Pull out every line with the word "Protsenko" from the entries below.

● Task material
::::
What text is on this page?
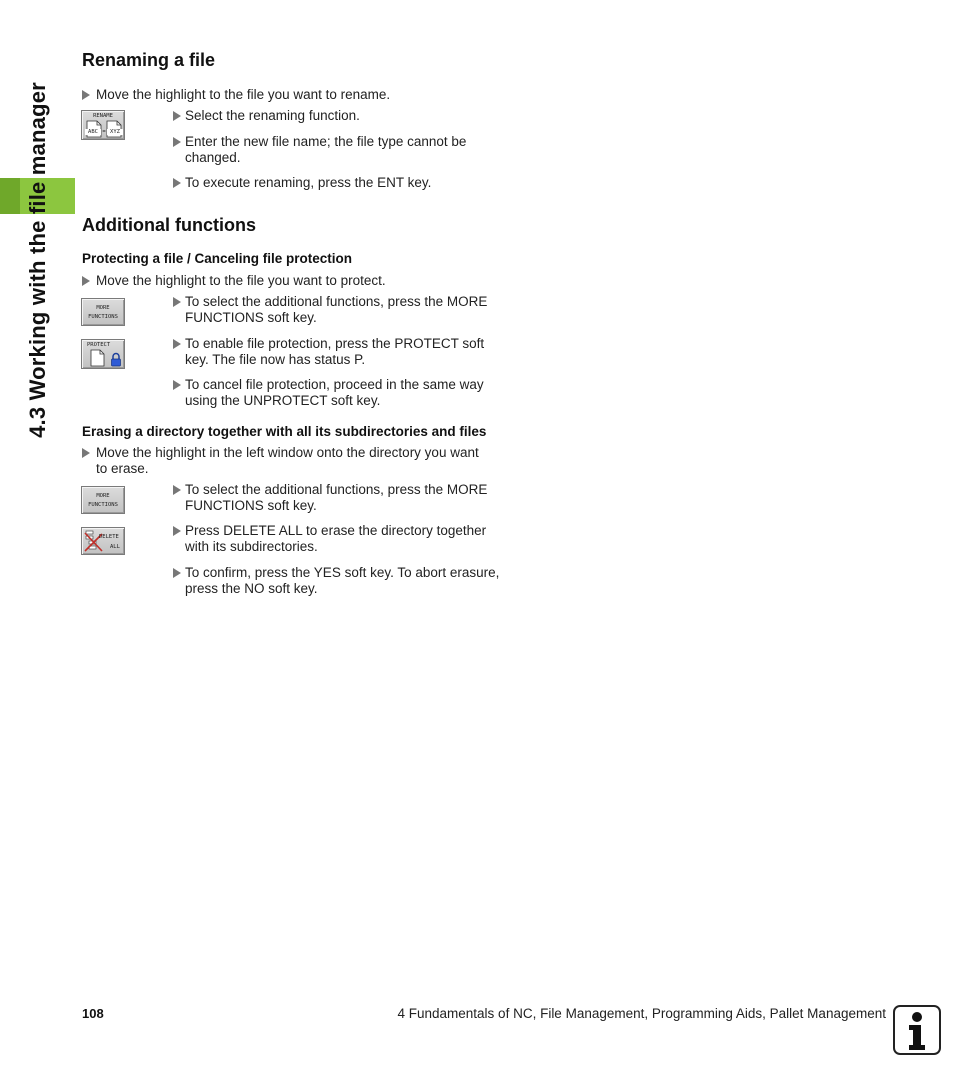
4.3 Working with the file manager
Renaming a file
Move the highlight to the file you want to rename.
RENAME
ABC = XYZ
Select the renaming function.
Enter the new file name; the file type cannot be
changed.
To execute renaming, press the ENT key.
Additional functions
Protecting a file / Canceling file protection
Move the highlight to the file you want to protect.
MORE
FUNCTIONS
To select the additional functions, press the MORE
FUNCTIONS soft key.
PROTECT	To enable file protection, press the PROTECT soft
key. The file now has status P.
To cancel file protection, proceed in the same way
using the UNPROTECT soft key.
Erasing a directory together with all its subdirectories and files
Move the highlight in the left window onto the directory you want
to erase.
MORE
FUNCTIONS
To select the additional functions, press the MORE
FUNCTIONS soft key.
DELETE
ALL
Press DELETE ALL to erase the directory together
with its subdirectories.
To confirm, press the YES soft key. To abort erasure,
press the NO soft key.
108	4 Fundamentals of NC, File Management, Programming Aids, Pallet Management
::::
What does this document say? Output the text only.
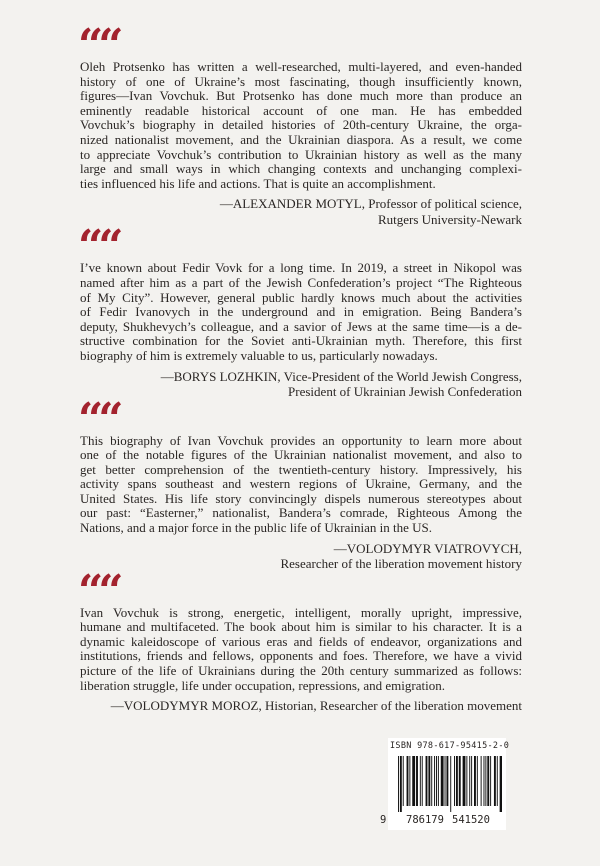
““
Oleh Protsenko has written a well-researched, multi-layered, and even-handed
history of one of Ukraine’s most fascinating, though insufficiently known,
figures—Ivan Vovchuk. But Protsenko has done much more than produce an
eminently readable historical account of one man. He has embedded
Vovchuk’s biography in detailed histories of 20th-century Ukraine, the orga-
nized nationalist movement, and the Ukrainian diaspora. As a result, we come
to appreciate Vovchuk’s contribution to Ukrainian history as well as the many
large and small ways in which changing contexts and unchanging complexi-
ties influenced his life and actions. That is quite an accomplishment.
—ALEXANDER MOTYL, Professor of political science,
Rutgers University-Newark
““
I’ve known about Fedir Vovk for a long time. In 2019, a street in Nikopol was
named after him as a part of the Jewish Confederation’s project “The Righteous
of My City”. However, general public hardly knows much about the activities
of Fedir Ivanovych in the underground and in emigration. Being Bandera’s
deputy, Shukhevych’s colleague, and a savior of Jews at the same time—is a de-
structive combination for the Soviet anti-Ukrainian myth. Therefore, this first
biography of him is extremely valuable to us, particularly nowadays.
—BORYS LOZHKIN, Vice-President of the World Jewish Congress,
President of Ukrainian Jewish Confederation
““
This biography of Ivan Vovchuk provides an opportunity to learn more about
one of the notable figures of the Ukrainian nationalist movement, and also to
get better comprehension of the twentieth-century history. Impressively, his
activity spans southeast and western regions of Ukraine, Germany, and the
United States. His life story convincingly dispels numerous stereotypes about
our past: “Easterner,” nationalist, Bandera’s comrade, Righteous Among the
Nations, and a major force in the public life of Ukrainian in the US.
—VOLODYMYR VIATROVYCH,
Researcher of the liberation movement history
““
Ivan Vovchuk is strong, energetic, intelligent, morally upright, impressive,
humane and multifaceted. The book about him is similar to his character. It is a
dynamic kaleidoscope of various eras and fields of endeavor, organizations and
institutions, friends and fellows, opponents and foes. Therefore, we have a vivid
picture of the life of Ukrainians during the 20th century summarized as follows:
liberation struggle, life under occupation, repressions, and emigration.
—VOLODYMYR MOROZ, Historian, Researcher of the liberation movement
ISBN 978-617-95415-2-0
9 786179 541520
::::
● Result for this task
Oleh Protsenko has written a well-researched, multi-layered, and even-handed
figures—Ivan Vovchuk. But Protsenko has done much more than produce an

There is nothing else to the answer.